STATED GOAL:
Using the listing below, report all lines holding the word "études".

-- Start ITEMS --

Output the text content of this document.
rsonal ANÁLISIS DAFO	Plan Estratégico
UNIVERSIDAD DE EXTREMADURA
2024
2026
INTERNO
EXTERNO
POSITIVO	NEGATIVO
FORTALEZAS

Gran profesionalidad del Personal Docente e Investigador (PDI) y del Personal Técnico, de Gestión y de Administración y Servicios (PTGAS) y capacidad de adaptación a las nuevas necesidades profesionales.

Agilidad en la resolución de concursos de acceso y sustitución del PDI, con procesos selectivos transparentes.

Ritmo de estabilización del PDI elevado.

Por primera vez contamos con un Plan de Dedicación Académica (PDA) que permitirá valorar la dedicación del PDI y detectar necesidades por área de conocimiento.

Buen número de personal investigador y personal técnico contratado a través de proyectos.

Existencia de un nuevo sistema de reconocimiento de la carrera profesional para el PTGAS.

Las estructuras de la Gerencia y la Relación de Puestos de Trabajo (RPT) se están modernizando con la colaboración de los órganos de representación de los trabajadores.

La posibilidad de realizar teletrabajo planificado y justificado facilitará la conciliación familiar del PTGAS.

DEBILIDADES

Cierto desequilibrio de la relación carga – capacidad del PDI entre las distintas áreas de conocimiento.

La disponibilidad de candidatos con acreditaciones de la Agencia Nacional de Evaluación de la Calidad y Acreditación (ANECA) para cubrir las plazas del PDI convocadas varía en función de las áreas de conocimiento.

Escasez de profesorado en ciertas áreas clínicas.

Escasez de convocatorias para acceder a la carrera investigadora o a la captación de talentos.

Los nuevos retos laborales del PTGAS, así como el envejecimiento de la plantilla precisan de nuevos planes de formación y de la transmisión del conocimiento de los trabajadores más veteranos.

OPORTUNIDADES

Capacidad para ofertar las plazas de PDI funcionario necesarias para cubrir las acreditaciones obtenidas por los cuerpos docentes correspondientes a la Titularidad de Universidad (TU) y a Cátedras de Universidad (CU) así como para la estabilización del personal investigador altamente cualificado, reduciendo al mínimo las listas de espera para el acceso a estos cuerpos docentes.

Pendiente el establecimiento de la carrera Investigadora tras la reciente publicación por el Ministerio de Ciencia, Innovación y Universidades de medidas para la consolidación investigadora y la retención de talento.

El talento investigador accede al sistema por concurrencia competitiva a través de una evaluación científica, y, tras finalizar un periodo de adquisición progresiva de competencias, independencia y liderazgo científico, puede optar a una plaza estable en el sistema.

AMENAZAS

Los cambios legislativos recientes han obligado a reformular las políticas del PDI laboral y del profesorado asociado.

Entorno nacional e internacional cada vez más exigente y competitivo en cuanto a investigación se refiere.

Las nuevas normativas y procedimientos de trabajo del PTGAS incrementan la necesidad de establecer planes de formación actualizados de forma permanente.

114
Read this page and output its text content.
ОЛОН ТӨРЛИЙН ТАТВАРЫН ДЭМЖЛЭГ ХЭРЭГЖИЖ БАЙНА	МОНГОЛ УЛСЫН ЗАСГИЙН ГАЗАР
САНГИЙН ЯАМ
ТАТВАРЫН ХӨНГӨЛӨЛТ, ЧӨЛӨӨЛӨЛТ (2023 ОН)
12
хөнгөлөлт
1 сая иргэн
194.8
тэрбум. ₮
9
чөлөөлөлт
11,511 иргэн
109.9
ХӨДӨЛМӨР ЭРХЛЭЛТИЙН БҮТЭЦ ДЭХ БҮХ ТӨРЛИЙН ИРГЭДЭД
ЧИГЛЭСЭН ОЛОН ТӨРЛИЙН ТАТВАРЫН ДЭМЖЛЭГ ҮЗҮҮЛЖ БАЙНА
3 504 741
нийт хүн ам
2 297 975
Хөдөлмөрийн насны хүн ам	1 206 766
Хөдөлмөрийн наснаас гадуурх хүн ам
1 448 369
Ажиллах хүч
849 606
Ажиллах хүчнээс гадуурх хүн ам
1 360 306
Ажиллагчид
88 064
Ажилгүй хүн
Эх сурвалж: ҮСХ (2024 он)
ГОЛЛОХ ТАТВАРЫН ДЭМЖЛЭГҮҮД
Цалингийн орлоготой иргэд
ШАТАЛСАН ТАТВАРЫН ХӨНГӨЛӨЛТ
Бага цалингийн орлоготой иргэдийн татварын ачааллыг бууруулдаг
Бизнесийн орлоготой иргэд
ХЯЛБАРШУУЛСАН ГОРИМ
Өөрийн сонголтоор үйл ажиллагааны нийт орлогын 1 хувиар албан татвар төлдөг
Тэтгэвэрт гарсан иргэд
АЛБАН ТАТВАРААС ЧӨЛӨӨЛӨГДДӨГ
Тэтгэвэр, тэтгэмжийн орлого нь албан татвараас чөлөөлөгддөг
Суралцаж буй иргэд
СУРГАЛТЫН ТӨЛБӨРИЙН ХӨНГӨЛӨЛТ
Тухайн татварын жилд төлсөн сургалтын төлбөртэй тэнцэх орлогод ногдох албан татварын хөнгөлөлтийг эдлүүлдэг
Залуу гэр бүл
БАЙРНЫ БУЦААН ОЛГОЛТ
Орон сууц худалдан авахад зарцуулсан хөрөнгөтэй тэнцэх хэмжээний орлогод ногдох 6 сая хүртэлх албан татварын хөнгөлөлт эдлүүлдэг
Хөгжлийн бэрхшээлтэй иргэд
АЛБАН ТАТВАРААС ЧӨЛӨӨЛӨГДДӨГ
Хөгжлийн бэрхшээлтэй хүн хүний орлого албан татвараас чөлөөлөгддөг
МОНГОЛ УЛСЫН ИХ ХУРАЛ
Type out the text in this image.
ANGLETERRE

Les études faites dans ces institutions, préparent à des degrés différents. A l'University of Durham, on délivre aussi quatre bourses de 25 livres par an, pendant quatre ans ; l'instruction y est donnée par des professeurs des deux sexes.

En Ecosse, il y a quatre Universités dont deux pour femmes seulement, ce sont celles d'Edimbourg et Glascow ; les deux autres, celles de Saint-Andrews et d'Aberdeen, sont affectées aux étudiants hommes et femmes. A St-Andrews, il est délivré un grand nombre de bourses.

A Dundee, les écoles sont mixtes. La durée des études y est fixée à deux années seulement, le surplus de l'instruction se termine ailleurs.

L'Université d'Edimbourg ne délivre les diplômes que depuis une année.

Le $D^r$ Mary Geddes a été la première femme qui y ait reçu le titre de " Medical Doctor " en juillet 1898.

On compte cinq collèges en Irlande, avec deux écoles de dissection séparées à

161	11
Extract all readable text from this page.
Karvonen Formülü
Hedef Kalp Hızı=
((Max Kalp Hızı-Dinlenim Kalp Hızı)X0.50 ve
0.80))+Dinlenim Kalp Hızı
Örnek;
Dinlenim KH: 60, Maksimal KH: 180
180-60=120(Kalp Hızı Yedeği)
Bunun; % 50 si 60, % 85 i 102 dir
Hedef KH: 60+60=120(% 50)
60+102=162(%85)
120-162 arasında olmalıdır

-- End ITEMS --

ANSWER:
Les études faites dans ces institutions, préparent à des degrés différents. A l'University of Durham, on délivre aussi quatre bourses de 25 livres par an, pendant quatre ans ; l'instruction y est donnée par des professeurs des deux sexes.
A Dundee, les écoles sont mixtes. La durée des études y est fixée à deux années seulement, le surplus de l'instruction se termine ailleurs.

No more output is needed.